Short problem -> Some lines in the records below may hold the word "Between"; give the number of those lines and nothing else.

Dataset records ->
[start]
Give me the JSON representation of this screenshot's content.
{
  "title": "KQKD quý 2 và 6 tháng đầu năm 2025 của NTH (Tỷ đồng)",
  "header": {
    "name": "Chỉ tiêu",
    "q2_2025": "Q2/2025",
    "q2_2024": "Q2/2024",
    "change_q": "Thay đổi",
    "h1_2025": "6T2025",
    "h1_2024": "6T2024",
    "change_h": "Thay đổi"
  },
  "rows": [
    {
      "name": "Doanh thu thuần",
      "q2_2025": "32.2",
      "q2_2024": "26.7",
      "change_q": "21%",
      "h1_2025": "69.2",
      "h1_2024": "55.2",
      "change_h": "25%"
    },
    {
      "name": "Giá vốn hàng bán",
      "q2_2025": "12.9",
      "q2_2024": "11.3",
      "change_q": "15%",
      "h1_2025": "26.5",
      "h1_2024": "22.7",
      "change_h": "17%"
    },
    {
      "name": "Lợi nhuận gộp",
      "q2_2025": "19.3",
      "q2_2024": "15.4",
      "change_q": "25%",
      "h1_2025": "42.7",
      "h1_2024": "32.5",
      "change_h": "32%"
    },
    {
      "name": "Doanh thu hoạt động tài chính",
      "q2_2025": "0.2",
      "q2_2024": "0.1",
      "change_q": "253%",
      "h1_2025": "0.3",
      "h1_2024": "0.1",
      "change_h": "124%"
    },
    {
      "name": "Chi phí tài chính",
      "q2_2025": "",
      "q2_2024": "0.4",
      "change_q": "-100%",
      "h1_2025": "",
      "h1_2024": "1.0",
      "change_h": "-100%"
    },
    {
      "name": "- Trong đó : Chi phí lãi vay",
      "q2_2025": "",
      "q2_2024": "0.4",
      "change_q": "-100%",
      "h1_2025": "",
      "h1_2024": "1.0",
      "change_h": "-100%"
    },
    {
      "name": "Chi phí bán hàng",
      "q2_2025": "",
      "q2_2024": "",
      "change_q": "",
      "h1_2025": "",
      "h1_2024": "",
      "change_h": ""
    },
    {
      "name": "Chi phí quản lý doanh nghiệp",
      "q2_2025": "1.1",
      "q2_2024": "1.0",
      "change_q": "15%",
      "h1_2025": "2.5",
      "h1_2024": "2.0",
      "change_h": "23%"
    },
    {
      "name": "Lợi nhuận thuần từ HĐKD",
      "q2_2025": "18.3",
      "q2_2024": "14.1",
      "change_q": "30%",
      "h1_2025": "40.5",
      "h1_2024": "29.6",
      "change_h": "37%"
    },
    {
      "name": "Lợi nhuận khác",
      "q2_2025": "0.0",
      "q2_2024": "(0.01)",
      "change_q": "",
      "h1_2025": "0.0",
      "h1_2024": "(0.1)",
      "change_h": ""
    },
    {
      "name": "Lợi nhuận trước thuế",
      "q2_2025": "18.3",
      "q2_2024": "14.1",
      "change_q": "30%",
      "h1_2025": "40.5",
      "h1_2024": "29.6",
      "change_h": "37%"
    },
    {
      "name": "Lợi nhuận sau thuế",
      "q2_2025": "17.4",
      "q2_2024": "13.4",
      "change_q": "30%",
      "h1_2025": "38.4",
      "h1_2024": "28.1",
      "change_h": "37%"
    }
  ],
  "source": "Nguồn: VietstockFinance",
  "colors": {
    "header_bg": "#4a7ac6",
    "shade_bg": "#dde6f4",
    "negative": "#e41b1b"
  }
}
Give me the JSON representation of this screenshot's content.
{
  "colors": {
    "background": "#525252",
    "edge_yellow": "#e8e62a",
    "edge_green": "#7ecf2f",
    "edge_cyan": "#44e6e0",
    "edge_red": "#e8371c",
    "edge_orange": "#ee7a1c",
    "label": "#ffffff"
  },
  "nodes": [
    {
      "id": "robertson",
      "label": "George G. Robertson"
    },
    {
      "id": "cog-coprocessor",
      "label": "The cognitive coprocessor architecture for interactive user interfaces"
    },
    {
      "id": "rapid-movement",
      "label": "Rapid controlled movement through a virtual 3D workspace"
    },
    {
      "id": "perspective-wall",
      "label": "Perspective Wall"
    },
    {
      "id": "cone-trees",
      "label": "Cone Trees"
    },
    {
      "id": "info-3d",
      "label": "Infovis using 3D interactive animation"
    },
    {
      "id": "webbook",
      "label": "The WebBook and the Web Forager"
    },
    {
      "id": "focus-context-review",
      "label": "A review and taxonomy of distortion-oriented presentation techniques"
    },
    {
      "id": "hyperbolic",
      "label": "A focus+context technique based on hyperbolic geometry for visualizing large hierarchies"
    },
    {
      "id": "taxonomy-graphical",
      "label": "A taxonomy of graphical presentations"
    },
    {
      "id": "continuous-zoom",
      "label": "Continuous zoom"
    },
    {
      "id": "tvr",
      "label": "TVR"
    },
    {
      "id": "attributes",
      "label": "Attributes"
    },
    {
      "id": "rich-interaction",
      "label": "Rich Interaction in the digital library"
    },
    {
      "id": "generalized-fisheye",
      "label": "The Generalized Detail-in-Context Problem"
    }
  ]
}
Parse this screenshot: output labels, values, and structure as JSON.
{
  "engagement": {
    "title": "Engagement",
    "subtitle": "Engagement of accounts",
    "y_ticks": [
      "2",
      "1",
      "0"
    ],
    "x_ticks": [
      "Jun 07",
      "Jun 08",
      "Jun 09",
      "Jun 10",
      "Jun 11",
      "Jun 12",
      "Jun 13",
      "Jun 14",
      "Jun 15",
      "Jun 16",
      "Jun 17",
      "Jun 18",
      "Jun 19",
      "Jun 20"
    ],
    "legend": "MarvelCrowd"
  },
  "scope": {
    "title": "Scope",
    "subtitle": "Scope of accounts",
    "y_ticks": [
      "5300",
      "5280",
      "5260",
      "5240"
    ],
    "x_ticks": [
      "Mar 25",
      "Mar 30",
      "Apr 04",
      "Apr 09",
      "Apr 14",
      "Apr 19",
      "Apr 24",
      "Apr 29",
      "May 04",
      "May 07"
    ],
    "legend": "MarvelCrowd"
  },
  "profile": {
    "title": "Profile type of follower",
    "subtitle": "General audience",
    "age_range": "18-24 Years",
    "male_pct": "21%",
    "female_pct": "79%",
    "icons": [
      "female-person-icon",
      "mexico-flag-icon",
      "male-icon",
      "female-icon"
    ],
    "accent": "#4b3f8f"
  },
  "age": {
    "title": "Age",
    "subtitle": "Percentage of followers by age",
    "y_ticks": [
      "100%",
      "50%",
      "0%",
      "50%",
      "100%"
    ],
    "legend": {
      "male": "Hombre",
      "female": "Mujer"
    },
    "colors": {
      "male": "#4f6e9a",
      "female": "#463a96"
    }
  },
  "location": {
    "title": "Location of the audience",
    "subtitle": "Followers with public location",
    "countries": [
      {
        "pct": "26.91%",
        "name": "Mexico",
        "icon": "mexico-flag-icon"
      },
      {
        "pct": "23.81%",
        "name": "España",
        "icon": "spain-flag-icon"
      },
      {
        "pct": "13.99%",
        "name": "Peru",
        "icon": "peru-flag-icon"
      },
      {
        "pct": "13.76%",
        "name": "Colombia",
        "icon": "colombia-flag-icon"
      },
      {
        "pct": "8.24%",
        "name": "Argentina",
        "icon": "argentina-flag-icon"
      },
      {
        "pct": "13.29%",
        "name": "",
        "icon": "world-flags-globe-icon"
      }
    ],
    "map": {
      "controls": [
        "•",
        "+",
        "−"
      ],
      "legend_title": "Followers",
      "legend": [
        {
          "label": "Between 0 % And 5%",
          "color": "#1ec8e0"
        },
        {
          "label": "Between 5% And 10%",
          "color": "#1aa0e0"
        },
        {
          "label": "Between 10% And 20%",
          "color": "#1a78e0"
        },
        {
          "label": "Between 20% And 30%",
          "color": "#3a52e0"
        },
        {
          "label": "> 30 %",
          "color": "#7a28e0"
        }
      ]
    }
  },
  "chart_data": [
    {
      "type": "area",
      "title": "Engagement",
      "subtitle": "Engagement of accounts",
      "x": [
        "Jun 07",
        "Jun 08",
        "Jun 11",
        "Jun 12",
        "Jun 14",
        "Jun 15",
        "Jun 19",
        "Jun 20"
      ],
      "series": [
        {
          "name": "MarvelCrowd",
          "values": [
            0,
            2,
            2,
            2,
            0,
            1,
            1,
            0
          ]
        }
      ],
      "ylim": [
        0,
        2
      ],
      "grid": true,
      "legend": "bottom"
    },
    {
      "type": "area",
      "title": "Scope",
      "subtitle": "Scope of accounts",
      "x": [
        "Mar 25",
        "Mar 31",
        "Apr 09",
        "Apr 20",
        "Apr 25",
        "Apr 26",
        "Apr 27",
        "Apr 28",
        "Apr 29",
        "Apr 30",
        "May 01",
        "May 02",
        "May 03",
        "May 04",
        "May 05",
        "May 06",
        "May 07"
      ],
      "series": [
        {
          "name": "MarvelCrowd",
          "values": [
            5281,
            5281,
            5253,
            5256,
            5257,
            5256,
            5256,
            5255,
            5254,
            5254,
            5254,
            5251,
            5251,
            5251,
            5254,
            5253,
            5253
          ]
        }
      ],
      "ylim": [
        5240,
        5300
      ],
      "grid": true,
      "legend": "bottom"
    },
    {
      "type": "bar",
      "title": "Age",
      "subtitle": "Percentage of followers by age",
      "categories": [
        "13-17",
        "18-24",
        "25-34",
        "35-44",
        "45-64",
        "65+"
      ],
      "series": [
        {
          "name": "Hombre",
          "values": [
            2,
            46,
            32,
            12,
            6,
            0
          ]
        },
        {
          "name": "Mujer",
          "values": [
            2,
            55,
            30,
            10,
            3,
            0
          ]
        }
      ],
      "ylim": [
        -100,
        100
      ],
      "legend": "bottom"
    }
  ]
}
[end]
Result -> 4